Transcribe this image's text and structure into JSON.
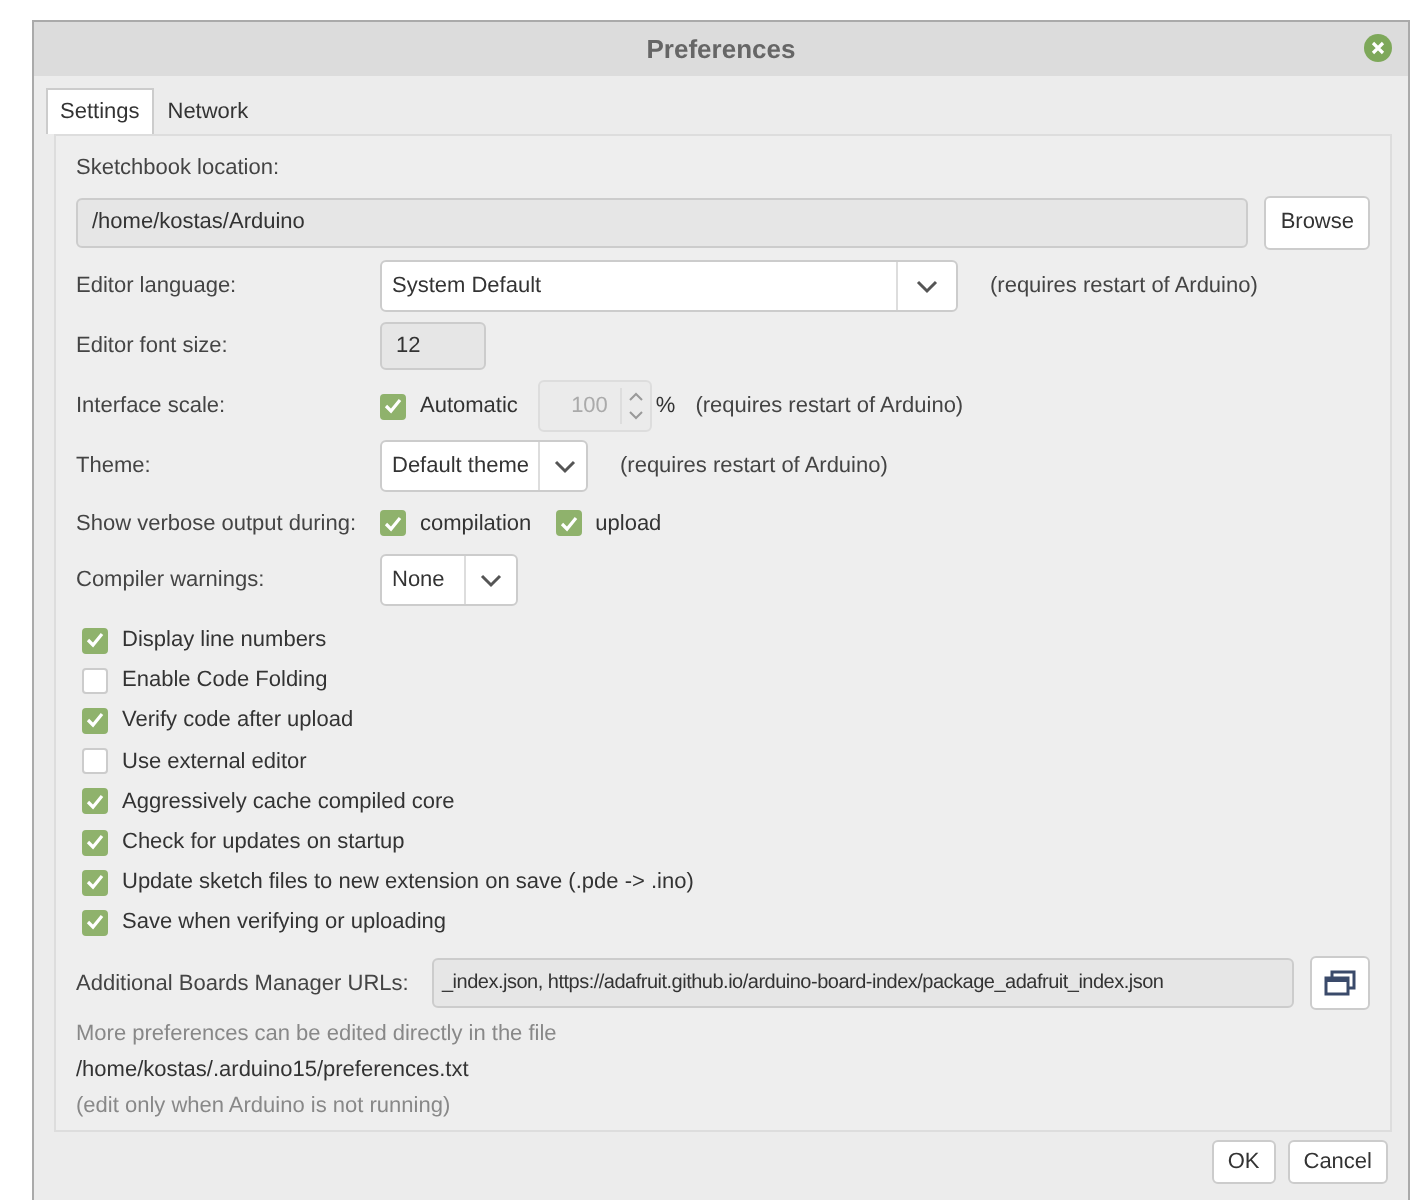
{
  "window": {
    "title": "Preferences"
  },
  "tabs": [
    {
      "label": "Settings",
      "selected": true
    },
    {
      "label": "Network",
      "selected": false
    }
  ],
  "sketchbook": {
    "label": "Sketchbook location:",
    "value": "/home/kostas/Arduino",
    "button": "Browse"
  },
  "editor_language": {
    "label": "Editor language:",
    "value": "System Default",
    "note": "(requires restart of Arduino)"
  },
  "editor_font_size": {
    "label": "Editor font size:",
    "value": "12"
  },
  "interface_scale": {
    "label": "Interface scale:",
    "automatic": {
      "label": "Automatic",
      "checked": true
    },
    "value": "100",
    "unit": "%",
    "disabled": true,
    "note": "(requires restart of Arduino)"
  },
  "theme": {
    "label": "Theme:",
    "value": "Default theme",
    "note": "(requires restart of Arduino)"
  },
  "verbose": {
    "label": "Show verbose output during:",
    "options": [
      {
        "label": "compilation",
        "checked": true
      },
      {
        "label": "upload",
        "checked": true
      }
    ]
  },
  "compiler_warnings": {
    "label": "Compiler warnings:",
    "value": "None"
  },
  "options": [
    {
      "label": "Display line numbers",
      "checked": true
    },
    {
      "label": "Enable Code Folding",
      "checked": false
    },
    {
      "label": "Verify code after upload",
      "checked": true
    },
    {
      "label": "Use external editor",
      "checked": false
    },
    {
      "label": "Aggressively cache compiled core",
      "checked": true
    },
    {
      "label": "Check for updates on startup",
      "checked": true
    },
    {
      "label": "Update sketch files to new extension on save (.pde -> .ino)",
      "checked": true
    },
    {
      "label": "Save when verifying or uploading",
      "checked": true
    }
  ],
  "boards_urls": {
    "label": "Additional Boards Manager URLs:",
    "value": "_index.json, https://adafruit.github.io/arduino-board-index/package_adafruit_index.json"
  },
  "footer_notes": [
    {
      "text": "More preferences can be edited directly in the file",
      "muted": true
    },
    {
      "text": "/home/kostas/.arduino15/preferences.txt",
      "muted": false
    },
    {
      "text": "(edit only when Arduino is not running)",
      "muted": true
    }
  ],
  "buttons": [
    "OK",
    "Cancel"
  ]
}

----

● The problem: Return each line exactly as written. Any picture gets left out.

● Result of this task:
Transcribe this image's text and structure into JSON.
{
  "window": {
    "title": "Preferences"
  },
  "tabs": [
    {
      "label": "Settings",
      "selected": true
    },
    {
      "label": "Network",
      "selected": false
    }
  ],
  "sketchbook": {
    "label": "Sketchbook location:",
    "value": "/home/kostas/Arduino",
    "button": "Browse"
  },
  "editor_language": {
    "label": "Editor language:",
    "value": "System Default",
    "note": "(requires restart of Arduino)"
  },
  "editor_font_size": {
    "label": "Editor font size:",
    "value": "12"
  },
  "interface_scale": {
    "label": "Interface scale:",
    "automatic": {
      "label": "Automatic",
      "checked": true
    },
    "value": "100",
    "unit": "%",
    "disabled": true,
    "note": "(requires restart of Arduino)"
  },
  "theme": {
    "label": "Theme:",
    "value": "Default theme",
    "note": "(requires restart of Arduino)"
  },
  "verbose": {
    "label": "Show verbose output during:",
    "options": [
      {
        "label": "compilation",
        "checked": true
      },
      {
        "label": "upload",
        "checked": true
      }
    ]
  },
  "compiler_warnings": {
    "label": "Compiler warnings:",
    "value": "None"
  },
  "options": [
    {
      "label": "Display line numbers",
      "checked": true
    },
    {
      "label": "Enable Code Folding",
      "checked": false
    },
    {
      "label": "Verify code after upload",
      "checked": true
    },
    {
      "label": "Use external editor",
      "checked": false
    },
    {
      "label": "Aggressively cache compiled core",
      "checked": true
    },
    {
      "label": "Check for updates on startup",
      "checked": true
    },
    {
      "label": "Update sketch files to new extension on save (.pde -> .ino)",
      "checked": true
    },
    {
      "label": "Save when verifying or uploading",
      "checked": true
    }
  ],
  "boards_urls": {
    "label": "Additional Boards Manager URLs:",
    "value": "_index.json, https://adafruit.github.io/arduino-board-index/package_adafruit_index.json"
  },
  "footer_notes": [
    {
      "text": "More preferences can be edited directly in the file",
      "muted": true
    },
    {
      "text": "/home/kostas/.arduino15/preferences.txt",
      "muted": false
    },
    {
      "text": "(edit only when Arduino is not running)",
      "muted": true
    }
  ],
  "buttons": [
    "OK",
    "Cancel"
  ]
}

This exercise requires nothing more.